(Collected data)
==============================

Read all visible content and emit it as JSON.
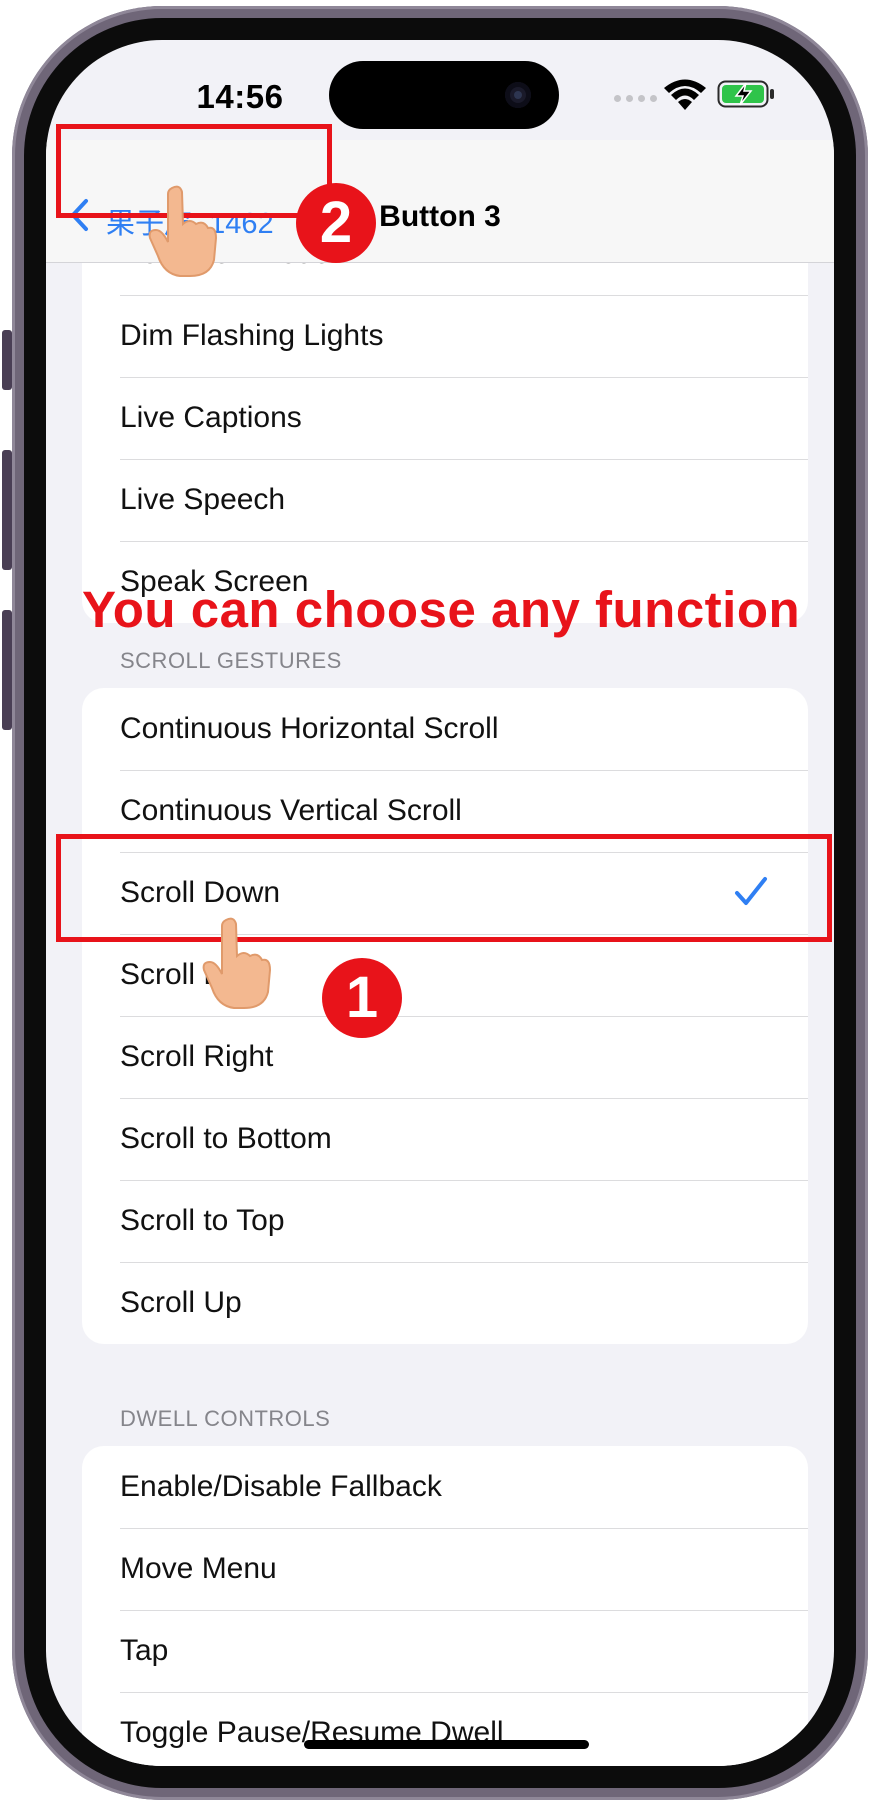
{
  "status_bar": {
    "time": "14:56"
  },
  "nav": {
    "back_label": "果子皮_1462",
    "title": "Button 3"
  },
  "top_section": {
    "partial_item": "Detection Mode",
    "items": [
      "Dim Flashing Lights",
      "Live Captions",
      "Live Speech",
      "Speak Screen"
    ]
  },
  "annotation": {
    "banner": "You can choose any function",
    "step1": "1",
    "step2": "2",
    "color": "#e8131a"
  },
  "scroll_gestures": {
    "header": "SCROLL GESTURES",
    "items": [
      "Continuous Horizontal Scroll",
      "Continuous Vertical Scroll",
      "Scroll Down",
      "Scroll Left",
      "Scroll Right",
      "Scroll to Bottom",
      "Scroll to Top",
      "Scroll Up"
    ],
    "selected": "Scroll Down"
  },
  "dwell_controls": {
    "header": "DWELL CONTROLS",
    "items": [
      "Enable/Disable Fallback",
      "Move Menu",
      "Tap",
      "Toggle Pause/Resume Dwell"
    ]
  },
  "colors": {
    "accent": "#2f7ff3",
    "annotation": "#e8131a",
    "background": "#f2f2f7"
  }
}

==============================

• SET EXERCISE:
Your task is to retype all the entries exactly and leave out any pictures.

• ANSWER:
Read all visible content and emit it as JSON.
{
  "status_bar": {
    "time": "14:56"
  },
  "nav": {
    "back_label": "果子皮_1462",
    "title": "Button 3"
  },
  "top_section": {
    "partial_item": "Detection Mode",
    "items": [
      "Dim Flashing Lights",
      "Live Captions",
      "Live Speech",
      "Speak Screen"
    ]
  },
  "annotation": {
    "banner": "You can choose any function",
    "step1": "1",
    "step2": "2",
    "color": "#e8131a"
  },
  "scroll_gestures": {
    "header": "SCROLL GESTURES",
    "items": [
      "Continuous Horizontal Scroll",
      "Continuous Vertical Scroll",
      "Scroll Down",
      "Scroll Left",
      "Scroll Right",
      "Scroll to Bottom",
      "Scroll to Top",
      "Scroll Up"
    ],
    "selected": "Scroll Down"
  },
  "dwell_controls": {
    "header": "DWELL CONTROLS",
    "items": [
      "Enable/Disable Fallback",
      "Move Menu",
      "Tap",
      "Toggle Pause/Resume Dwell"
    ]
  },
  "colors": {
    "accent": "#2f7ff3",
    "annotation": "#e8131a",
    "background": "#f2f2f7"
  }
}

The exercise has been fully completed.